**What you will do**
How many lines in the records below contain the word "Pressure"? Give only the number.
>> Begin Items
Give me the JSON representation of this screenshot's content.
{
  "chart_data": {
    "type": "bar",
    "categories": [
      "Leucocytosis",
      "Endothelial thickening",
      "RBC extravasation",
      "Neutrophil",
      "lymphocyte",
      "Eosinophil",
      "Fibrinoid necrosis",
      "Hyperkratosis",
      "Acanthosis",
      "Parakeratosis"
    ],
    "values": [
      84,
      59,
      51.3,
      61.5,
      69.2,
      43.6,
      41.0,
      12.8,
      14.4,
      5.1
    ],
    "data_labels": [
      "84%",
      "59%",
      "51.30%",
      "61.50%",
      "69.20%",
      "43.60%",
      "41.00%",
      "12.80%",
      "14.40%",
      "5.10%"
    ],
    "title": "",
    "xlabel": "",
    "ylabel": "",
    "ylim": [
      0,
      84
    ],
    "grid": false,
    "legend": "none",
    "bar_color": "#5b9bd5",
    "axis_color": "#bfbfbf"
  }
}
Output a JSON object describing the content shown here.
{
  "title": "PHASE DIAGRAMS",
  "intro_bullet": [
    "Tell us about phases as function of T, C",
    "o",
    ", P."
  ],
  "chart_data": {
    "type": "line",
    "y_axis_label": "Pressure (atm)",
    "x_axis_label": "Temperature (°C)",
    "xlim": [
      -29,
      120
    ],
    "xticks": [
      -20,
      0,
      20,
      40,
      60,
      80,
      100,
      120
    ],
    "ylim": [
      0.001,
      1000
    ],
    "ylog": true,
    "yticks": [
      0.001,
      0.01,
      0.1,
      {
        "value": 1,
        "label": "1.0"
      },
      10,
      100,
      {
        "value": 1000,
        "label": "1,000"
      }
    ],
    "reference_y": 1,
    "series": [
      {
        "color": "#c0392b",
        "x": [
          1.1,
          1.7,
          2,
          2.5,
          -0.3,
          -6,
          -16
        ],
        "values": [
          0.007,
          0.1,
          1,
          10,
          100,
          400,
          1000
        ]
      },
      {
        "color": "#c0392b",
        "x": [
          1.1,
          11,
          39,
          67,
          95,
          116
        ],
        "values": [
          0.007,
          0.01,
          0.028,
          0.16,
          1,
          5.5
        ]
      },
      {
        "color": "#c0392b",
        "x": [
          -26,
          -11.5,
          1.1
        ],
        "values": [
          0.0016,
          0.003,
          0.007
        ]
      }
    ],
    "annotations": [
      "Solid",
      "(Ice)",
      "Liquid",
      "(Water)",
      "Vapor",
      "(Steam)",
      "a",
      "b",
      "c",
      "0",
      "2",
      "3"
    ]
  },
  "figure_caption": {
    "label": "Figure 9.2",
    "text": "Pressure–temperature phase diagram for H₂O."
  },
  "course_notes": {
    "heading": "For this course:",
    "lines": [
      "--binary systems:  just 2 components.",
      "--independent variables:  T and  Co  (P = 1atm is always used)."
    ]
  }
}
>> End Items
**Solution to this task**
2